» Action item: Rewrite the part of the computer security post starting with "This leads back" and going on through "made by non-admins).", changing "key logger" to "keystroke logger".
*** Opening Page extract ***
Hi cmyr,
- If you run a Microsoft O.S. go for the latest version i.e. Vista.
- Have a seperate user for yourself for the day-to-day stuff. You can add this user to the administrator's group, but with UAC (user account control) everytime you or an application tries to write to the registry you will have to click to allow.
(This can be very annoying during your initial setup when you are loading all your apps / doing a lot of configuration change, but it is only during this initial install phase that it is irritating, once you are setup and assuming you don't load / unload software regularly you'll forget about it.
- Configure automatic updates to automatically download and install updates as they become available, check daily
- Install and configure a decent freeware antivirus there are many but Avast is pretty good if you want a recommendation. Ensure said anti-virus has real-time monitoring enabled. Also configure at least a daily scheduled scan which will scan your entire machine, mine runs at 02AM every morning
- An anti-spyware is also recommended
From your post you seem to want to segregate the 'sensitive' poker stuff from your day-to-day apps. Apps store info in the registry and although seperate user accounts will have seperate registries for the apps (depending on how the app was coded), confidential information stored in the registry would be encrypted (esp for security conscious software companies) and for all intensive purposes pretty useless to the villian.
What you should rather worry about are viruses / trojans or malicious apps (read key-loggers) that wil capture you entering confidential information and sending it to the villian.
This leads back to keeping the machine security as tight as possible. Seperate user accounts become meaningless if the administrator (un-intentionally) installed a key logger as a service which will now capture any key-strokes (even those made by non-admins).
*** Closing Page extract ***
*** Opening Data under study ***
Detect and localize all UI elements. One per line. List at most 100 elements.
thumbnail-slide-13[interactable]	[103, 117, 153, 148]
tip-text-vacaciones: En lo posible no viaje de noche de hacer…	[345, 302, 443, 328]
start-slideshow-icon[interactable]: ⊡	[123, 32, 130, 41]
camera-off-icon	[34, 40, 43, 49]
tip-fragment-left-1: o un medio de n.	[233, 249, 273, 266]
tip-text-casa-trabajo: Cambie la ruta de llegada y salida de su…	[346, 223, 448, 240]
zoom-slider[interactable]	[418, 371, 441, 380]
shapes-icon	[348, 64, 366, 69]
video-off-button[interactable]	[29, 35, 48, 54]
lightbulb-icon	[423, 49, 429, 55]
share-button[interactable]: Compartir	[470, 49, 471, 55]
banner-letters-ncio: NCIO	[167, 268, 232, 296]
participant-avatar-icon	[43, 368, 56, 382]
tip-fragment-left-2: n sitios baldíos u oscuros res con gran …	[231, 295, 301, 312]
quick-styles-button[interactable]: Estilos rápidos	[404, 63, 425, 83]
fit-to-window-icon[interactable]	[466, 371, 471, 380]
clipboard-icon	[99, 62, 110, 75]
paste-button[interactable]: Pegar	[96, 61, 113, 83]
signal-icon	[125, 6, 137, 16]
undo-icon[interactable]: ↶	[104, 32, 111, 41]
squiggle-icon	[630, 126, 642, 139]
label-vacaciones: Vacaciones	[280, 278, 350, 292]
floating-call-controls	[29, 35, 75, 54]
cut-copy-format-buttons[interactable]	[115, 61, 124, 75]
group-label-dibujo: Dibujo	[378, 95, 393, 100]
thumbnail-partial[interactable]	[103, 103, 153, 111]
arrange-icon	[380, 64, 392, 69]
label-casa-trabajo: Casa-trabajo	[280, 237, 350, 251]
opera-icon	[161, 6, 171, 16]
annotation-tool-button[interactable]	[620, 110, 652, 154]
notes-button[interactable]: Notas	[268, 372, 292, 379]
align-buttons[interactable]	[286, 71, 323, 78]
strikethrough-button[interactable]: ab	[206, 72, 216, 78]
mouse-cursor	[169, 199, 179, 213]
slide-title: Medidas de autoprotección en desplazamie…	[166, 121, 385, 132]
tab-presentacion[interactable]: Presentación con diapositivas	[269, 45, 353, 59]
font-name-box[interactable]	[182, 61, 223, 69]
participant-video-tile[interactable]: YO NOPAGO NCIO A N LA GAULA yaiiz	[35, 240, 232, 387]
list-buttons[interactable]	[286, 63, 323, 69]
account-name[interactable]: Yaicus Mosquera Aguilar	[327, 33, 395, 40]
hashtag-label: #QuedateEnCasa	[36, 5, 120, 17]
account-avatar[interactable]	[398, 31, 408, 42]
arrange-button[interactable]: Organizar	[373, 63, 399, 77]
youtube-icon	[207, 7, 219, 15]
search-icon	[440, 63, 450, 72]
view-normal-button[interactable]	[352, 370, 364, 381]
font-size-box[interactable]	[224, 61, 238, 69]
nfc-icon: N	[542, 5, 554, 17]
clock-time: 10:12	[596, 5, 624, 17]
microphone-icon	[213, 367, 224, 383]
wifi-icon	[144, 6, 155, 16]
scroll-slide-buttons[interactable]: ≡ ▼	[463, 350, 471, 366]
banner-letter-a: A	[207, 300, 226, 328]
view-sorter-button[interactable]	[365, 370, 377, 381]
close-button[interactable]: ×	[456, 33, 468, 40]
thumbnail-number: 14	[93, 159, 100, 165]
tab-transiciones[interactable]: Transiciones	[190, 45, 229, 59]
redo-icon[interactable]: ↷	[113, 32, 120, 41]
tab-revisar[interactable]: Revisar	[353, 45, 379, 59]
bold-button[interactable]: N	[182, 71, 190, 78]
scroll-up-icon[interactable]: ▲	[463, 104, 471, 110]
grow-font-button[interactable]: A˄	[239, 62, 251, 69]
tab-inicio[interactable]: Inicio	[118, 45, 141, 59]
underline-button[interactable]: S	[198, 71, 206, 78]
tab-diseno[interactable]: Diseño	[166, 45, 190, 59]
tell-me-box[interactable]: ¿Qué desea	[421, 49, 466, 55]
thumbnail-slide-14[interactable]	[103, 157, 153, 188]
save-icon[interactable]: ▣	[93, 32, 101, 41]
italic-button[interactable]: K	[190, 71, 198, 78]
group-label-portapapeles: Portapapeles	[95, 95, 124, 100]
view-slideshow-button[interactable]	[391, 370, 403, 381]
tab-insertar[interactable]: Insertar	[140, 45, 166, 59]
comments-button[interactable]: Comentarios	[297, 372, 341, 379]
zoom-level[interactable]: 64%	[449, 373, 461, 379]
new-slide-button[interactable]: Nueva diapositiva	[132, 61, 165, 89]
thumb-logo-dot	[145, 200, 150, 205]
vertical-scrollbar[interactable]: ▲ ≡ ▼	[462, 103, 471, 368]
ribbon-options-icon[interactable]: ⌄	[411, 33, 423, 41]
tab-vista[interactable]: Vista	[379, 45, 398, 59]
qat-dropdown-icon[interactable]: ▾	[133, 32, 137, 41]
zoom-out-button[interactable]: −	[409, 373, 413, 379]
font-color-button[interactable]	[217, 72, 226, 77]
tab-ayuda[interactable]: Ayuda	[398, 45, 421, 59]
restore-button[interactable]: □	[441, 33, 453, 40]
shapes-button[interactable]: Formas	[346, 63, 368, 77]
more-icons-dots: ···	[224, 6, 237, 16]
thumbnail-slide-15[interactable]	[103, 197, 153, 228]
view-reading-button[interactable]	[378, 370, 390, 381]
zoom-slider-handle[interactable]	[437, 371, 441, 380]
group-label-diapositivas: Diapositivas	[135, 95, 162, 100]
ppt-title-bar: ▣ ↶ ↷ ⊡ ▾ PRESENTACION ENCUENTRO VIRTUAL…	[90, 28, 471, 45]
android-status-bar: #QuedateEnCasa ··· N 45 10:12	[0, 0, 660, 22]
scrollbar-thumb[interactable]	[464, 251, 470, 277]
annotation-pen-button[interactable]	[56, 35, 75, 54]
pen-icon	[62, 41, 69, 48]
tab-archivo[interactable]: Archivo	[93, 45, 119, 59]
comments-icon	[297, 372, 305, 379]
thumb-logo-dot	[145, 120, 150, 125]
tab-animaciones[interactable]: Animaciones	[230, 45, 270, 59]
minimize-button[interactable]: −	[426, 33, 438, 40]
*** Closing Data under study ***
» Task output:
This leads back to keeping the machine security as tight as possible. Seperate user accounts become meaningless if the administrator (un-intentionally) installed a keystroke logger as a service which will now capture any key-strokes (even those made by non-admins).